Figure content listings:

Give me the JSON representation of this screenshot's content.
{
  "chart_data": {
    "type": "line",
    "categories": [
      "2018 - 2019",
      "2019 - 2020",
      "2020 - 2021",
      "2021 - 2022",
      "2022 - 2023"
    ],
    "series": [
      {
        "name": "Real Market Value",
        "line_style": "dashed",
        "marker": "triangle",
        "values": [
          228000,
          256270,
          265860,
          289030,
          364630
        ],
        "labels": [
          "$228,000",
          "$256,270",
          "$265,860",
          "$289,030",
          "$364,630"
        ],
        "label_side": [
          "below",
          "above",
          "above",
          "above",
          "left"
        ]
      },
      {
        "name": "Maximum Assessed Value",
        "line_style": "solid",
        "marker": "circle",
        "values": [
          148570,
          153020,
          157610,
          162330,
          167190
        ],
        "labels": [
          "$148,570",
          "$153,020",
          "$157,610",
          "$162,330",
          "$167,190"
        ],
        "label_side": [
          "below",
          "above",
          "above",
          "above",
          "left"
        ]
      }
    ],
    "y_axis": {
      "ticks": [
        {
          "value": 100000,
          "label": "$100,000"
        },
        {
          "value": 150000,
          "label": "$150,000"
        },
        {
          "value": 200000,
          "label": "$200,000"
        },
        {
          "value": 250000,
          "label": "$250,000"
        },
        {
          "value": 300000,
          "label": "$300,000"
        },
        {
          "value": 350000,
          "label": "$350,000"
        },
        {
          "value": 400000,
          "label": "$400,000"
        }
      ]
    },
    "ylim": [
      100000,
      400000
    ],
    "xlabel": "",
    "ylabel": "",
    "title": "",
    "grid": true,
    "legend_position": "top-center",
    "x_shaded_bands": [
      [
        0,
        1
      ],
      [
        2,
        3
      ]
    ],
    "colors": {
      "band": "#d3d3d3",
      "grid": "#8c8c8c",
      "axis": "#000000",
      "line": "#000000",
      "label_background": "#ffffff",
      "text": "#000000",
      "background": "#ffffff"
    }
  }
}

### [Your task]
Extract the data in full. Keep it word for word.

### [Output]
Give me the JSON representation of this screenshot's content.
{
  "chart_data": {
    "type": "line",
    "categories": [
      "2018 - 2019",
      "2019 - 2020",
      "2020 - 2021",
      "2021 - 2022",
      "2022 - 2023"
    ],
    "series": [
      {
        "name": "Real Market Value",
        "line_style": "dashed",
        "marker": "triangle",
        "values": [
          228000,
          256270,
          265860,
          289030,
          364630
        ],
        "labels": [
          "$228,000",
          "$256,270",
          "$265,860",
          "$289,030",
          "$364,630"
        ],
        "label_side": [
          "below",
          "above",
          "above",
          "above",
          "left"
        ]
      },
      {
        "name": "Maximum Assessed Value",
        "line_style": "solid",
        "marker": "circle",
        "values": [
          148570,
          153020,
          157610,
          162330,
          167190
        ],
        "labels": [
          "$148,570",
          "$153,020",
          "$157,610",
          "$162,330",
          "$167,190"
        ],
        "label_side": [
          "below",
          "above",
          "above",
          "above",
          "left"
        ]
      }
    ],
    "y_axis": {
      "ticks": [
        {
          "value": 100000,
          "label": "$100,000"
        },
        {
          "value": 150000,
          "label": "$150,000"
        },
        {
          "value": 200000,
          "label": "$200,000"
        },
        {
          "value": 250000,
          "label": "$250,000"
        },
        {
          "value": 300000,
          "label": "$300,000"
        },
        {
          "value": 350000,
          "label": "$350,000"
        },
        {
          "value": 400000,
          "label": "$400,000"
        }
      ]
    },
    "ylim": [
      100000,
      400000
    ],
    "xlabel": "",
    "ylabel": "",
    "title": "",
    "grid": true,
    "legend_position": "top-center",
    "x_shaded_bands": [
      [
        0,
        1
      ],
      [
        2,
        3
      ]
    ],
    "colors": {
      "band": "#d3d3d3",
      "grid": "#8c8c8c",
      "axis": "#000000",
      "line": "#000000",
      "label_background": "#ffffff",
      "text": "#000000",
      "background": "#ffffff"
    }
  }
}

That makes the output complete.